• [WHAT TO PRODUCE]: Pull out every line below that holds the word "Fulfillment".
+++
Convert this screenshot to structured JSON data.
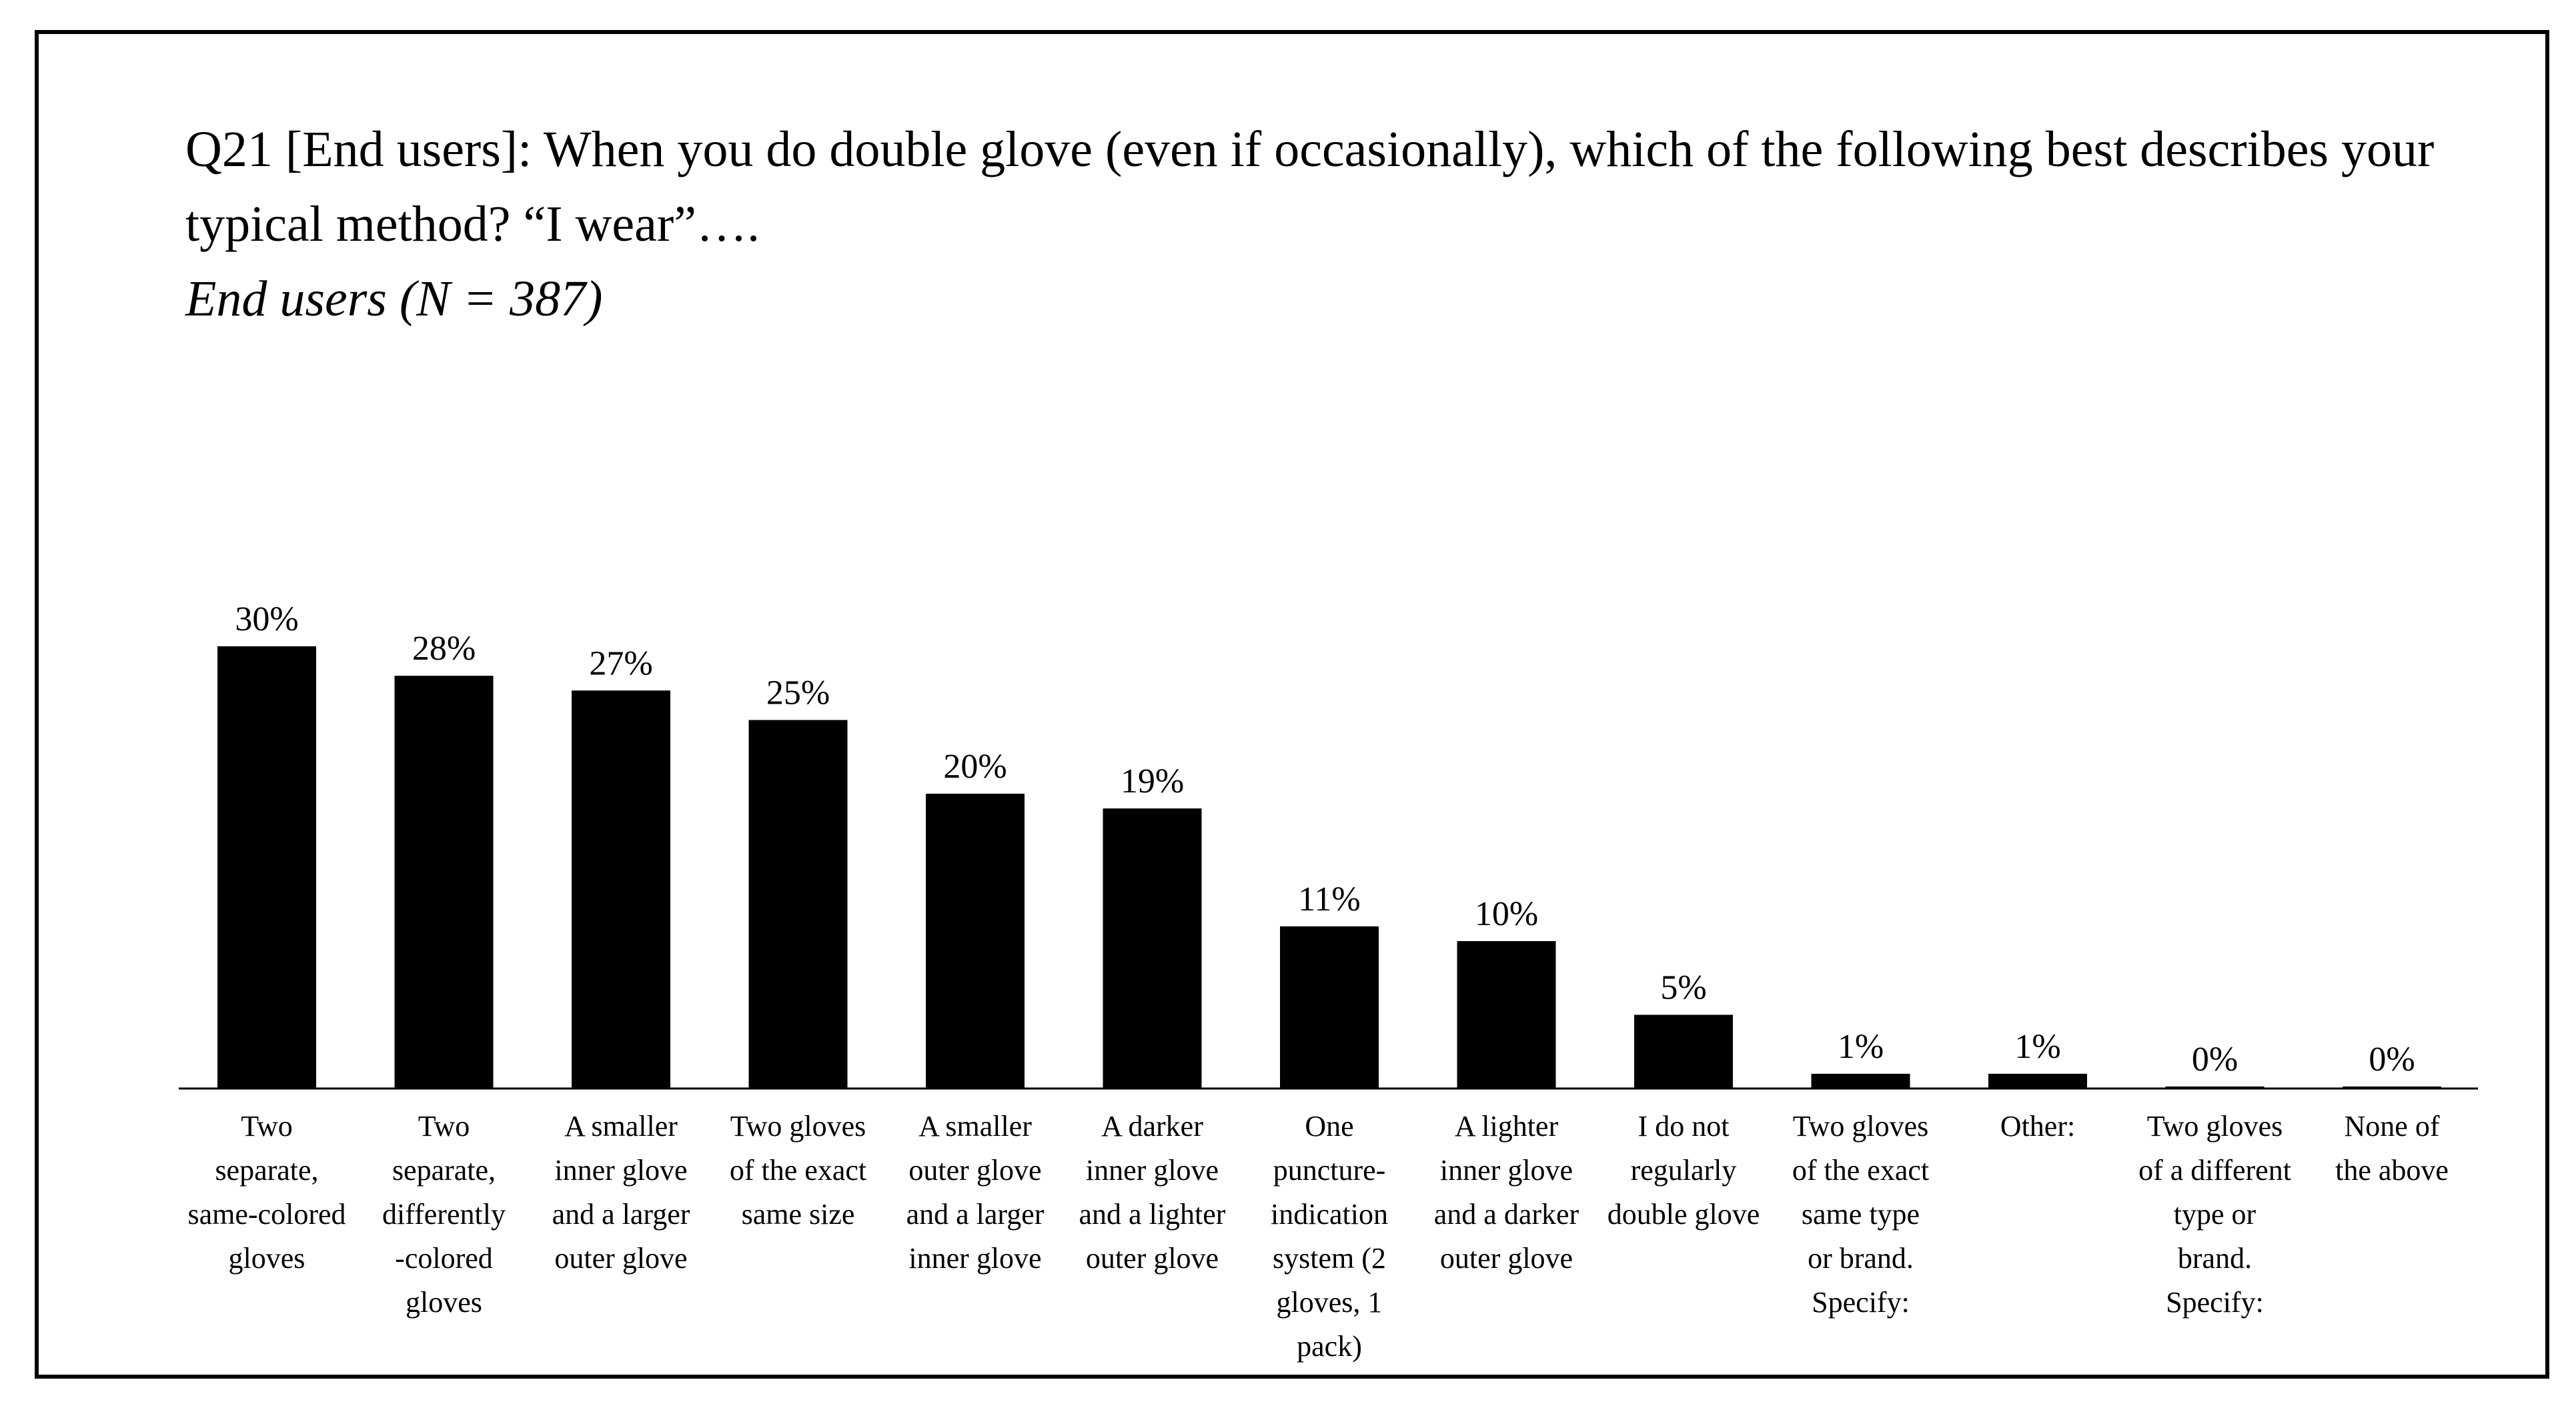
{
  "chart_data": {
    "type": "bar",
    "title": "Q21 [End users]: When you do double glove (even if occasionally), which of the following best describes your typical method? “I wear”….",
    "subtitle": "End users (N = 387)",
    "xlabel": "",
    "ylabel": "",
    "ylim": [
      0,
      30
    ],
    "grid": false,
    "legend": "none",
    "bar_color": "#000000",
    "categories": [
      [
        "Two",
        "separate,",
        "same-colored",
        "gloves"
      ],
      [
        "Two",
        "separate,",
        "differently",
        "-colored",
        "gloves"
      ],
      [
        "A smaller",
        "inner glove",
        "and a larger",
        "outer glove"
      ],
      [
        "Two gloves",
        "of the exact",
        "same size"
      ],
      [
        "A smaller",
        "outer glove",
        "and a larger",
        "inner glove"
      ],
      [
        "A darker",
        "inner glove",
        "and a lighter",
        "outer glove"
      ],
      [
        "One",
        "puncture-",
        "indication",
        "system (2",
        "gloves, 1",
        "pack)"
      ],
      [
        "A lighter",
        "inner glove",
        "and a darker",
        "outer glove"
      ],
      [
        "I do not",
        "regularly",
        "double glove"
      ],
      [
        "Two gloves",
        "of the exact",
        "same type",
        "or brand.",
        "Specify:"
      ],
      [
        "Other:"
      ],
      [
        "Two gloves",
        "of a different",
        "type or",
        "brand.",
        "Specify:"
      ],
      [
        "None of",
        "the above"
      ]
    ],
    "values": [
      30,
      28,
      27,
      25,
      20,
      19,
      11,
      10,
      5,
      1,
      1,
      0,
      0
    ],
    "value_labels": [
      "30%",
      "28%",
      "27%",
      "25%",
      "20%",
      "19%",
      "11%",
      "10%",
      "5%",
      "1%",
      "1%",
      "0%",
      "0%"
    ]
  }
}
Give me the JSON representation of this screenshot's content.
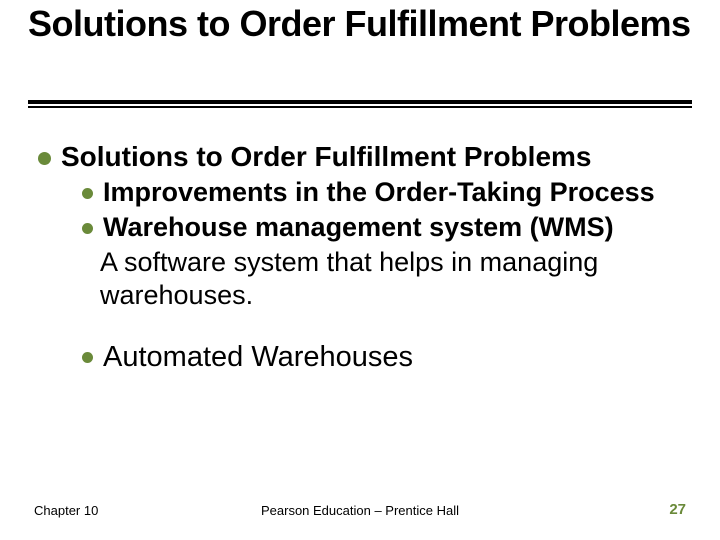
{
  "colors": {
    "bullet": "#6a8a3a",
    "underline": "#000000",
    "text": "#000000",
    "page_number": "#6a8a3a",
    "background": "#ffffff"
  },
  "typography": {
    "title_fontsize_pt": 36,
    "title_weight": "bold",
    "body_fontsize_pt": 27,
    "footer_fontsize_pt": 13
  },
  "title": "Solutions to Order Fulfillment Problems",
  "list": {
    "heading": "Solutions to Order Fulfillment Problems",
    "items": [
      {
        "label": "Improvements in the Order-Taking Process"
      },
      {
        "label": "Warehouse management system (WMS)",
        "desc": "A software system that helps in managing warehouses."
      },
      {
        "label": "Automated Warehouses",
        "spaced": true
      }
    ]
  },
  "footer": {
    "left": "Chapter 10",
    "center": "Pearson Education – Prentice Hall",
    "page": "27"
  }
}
+++
• [EXERCISE RESPONSE]:
  "title": "Solutions to Order Fulfillment Problems",
    "heading": "Solutions to Order Fulfillment Problems",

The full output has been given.